Page 1 of 2 12 LastLast
Results 1 to 15 of 17
  1. #1
    Join Date
    Apr 2004
    Posts
    2

    how to count a specific letter or word in a text file

    i am new to shell scripting and this is killing me.

    Let say i have a script which reads:

    peter and paul went to the park and peter fell over paul and then they went home.

    Know what could i use to count a specific word such as "the" which would return 3 or a specif letter such as "a" whether it is in caps or not.

    Also how could i count the number of sentances. define a sentance as a line of strings ending in . ! ? : ;.

    I have tried using grep and wc but it just returns the number of overall number of words the specific word appears on.

    Any way if you can help i would be very grateful and if i work out the answer before you i will post the reply myself.

    thanks.

  2. #2
    Join Date
    Jan 2004
    Location
    Bordeaux, France
    Posts
    320
    Try the three following awk scripts :


    Code:
    #!/usr/bin/awk -f
    #Usage: count_word word=<word_to_count> input_file(s)
    #Assume word is delimited by non alphabetic characters 
    NR==1 { re_word = "(^|[^[:alpha:]])" word "([^[:alpha:]]|$)" ;print re_word}
    { count += gsub(re_word,"_") }
    END { print count }
    Code:
    #!/usr/bin/awk -f
    #Usage: count_char char=<char_to_count> input_file(s)
    NR==1 { char =substr(char,1,1) }
    { count += gsub(char,"_") }
    END { print count }
    Code:
    #!/usr/bin/awk -f
    #Usage: count_sentances input_file(s)
    { count += gsub(/.([.!?:]+|$)/,"_") }
    END { print count }
    Jean-Pierre.

## Data extract
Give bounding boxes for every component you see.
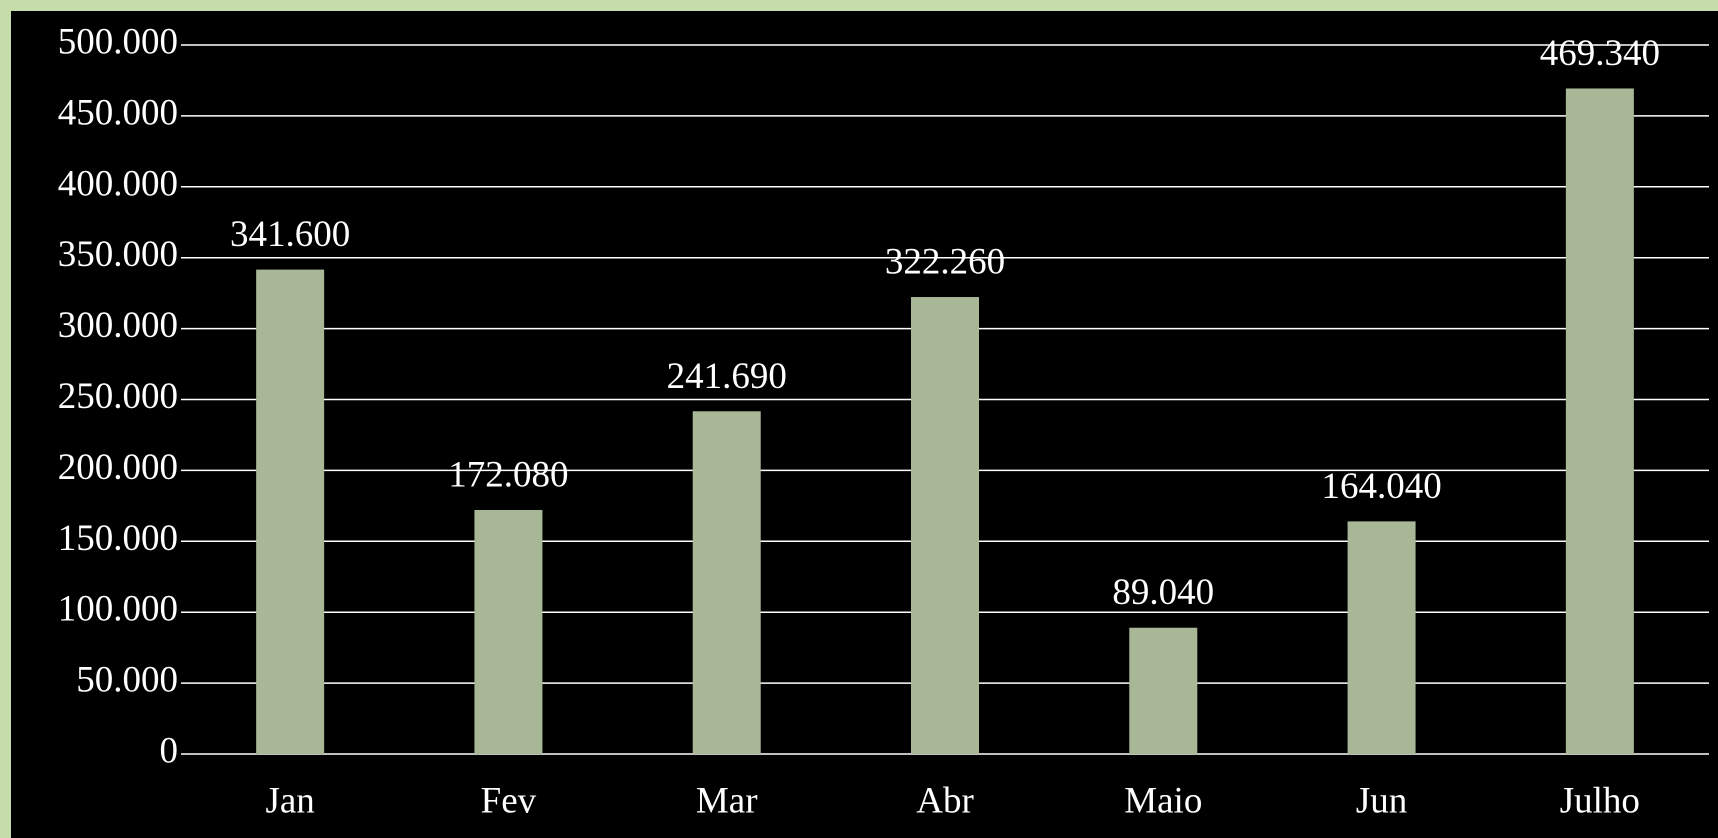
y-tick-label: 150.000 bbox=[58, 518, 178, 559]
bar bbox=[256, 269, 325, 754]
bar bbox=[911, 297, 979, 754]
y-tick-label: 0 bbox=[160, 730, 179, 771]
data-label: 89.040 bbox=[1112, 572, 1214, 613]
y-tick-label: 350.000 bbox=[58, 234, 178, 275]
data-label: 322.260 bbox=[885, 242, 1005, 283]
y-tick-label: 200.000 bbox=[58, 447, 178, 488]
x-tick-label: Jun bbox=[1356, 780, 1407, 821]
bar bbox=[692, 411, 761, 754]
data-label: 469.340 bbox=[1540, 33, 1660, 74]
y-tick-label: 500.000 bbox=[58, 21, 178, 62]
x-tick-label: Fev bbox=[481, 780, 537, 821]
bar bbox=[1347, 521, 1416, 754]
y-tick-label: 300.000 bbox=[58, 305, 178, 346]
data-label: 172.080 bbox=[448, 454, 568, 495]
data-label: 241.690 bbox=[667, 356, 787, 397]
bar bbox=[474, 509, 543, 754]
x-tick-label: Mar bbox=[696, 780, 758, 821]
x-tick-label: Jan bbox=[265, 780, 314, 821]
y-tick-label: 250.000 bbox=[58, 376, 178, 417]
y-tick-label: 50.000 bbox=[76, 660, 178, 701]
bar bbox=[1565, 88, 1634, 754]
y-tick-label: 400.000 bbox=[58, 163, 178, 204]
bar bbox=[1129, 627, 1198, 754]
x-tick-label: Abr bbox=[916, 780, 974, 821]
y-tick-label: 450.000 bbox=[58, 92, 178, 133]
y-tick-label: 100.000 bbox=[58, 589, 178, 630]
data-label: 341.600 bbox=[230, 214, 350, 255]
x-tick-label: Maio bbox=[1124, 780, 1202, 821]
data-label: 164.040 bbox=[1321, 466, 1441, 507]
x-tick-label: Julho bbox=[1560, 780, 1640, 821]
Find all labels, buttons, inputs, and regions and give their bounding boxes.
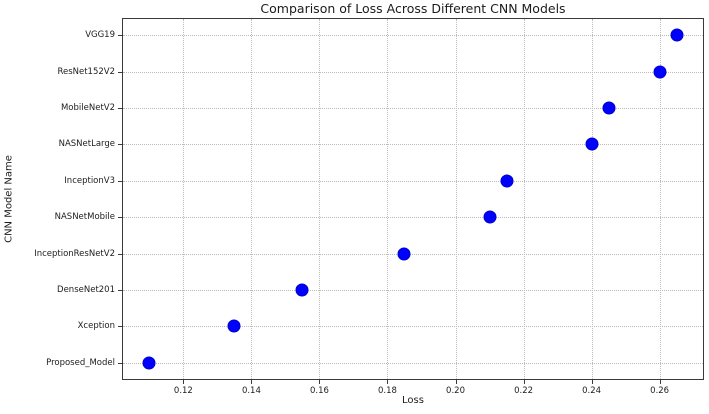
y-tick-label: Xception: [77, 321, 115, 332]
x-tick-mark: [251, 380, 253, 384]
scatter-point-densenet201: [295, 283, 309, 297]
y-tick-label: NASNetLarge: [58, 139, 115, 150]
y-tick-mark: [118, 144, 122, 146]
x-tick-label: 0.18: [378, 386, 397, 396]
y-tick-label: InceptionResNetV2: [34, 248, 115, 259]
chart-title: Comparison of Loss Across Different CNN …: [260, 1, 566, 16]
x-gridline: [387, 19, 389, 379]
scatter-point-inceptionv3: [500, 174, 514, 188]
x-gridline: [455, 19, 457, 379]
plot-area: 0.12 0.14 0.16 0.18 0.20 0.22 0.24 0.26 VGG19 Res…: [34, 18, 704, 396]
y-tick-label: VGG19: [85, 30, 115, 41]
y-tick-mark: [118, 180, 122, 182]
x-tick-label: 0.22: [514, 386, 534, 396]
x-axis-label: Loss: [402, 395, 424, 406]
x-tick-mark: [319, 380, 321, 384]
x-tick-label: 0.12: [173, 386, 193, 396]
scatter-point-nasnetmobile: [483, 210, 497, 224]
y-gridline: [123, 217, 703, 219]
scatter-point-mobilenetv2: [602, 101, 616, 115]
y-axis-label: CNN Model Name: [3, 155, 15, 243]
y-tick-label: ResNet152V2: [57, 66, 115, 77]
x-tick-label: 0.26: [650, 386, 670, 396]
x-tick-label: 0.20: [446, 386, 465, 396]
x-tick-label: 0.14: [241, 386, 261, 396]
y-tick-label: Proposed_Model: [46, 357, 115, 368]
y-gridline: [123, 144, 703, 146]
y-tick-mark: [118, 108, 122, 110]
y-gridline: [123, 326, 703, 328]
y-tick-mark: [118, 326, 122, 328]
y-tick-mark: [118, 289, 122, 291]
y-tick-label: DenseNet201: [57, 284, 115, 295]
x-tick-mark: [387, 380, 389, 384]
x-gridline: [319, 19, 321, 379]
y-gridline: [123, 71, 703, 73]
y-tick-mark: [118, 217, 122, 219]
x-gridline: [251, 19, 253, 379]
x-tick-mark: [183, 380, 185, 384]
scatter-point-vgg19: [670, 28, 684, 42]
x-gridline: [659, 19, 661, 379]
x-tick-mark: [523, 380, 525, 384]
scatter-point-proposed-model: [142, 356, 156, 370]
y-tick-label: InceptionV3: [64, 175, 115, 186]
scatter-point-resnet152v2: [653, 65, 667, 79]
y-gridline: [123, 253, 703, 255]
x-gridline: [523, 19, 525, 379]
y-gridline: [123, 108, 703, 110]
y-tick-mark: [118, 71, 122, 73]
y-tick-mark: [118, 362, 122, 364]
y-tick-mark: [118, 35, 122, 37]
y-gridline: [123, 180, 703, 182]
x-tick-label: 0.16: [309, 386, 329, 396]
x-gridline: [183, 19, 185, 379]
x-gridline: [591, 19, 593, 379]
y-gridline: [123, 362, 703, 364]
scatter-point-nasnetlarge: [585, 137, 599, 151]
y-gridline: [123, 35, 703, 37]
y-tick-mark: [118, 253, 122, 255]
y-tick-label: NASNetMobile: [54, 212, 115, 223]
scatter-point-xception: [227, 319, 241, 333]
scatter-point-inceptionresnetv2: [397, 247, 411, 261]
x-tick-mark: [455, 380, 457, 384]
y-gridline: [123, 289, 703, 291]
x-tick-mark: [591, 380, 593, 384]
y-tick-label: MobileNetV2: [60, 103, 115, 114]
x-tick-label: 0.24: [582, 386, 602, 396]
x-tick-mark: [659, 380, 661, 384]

---

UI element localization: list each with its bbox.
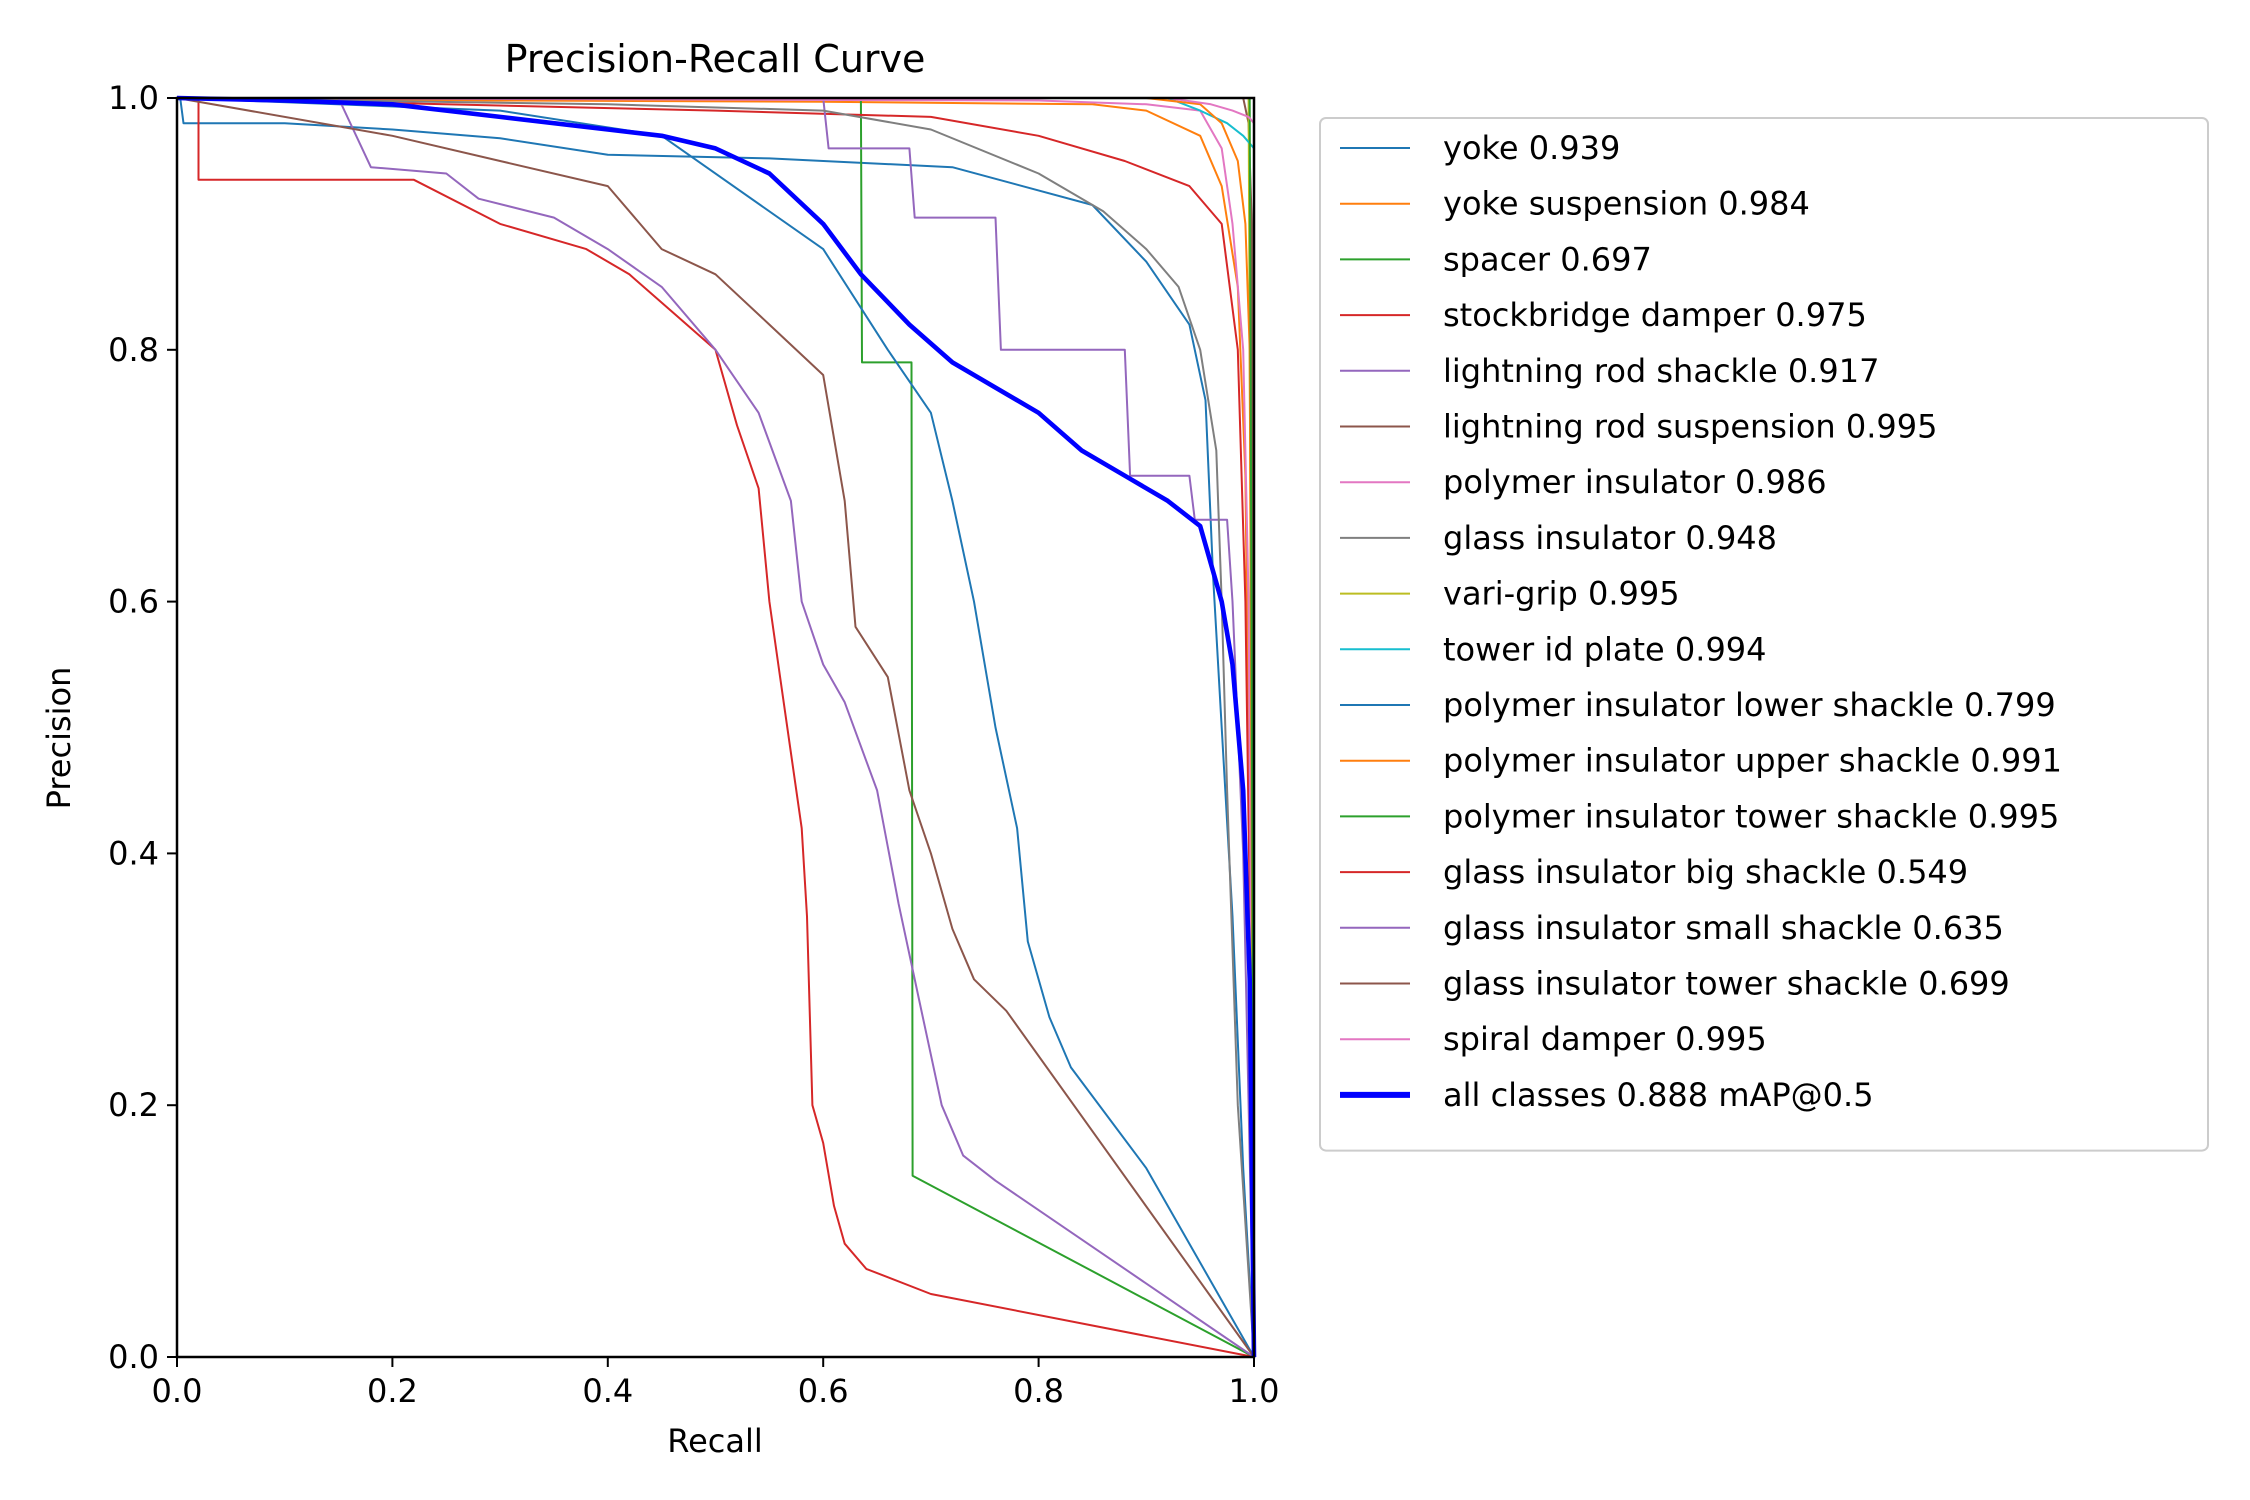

## Requirements
Resume the forum thread on counting a specific word or letter in a text file from the point where it ends. The material has nothing to do with this.

## Exercise result
  3. #3
    Join Date
    Apr 2004
    Posts
    2
    thanks alot for the reply but their are a few things i do not understand,

    i am not used to the awk command so how do i dgo about implementing the scripts into my script

    and aslo where do i declare the word i am looking for and where do i declare the text file i want to search.

    If you do not mind could you give an example so i can work out how to implement the script in my bourne shell script.

    thanks for your time and help.

  4. #4
    Join Date
    Feb 2004
    Posts
    5

    Re: how to count a specific letter or word in a text file

    You can use grep -c:

    Code:
    sad@nezumi:~$ grep -c the /usr/share/doc/mozilla/release-1.5.html 
    3

  5. #5
    Join Date
    Jan 2004
    Location
    Bordeaux, France
    Posts
    320
    Creates the three script files : count_word count_char and count_sentances.
    Make them executable with chmod +x.

    In your script :
    Code:
    # Count word 'the' in input_file
    
    the_count=`count_word word="the" input_file`
    
    # Count char 'a' in input_file
    
    a_count=`wount_char char='a' input_file`
    
    # Count sentances in input_file
    
    sentance_count=`count_sentances input_file`

    nezumi, grep -c count lines not words or sentances.
    Jean-Pierre.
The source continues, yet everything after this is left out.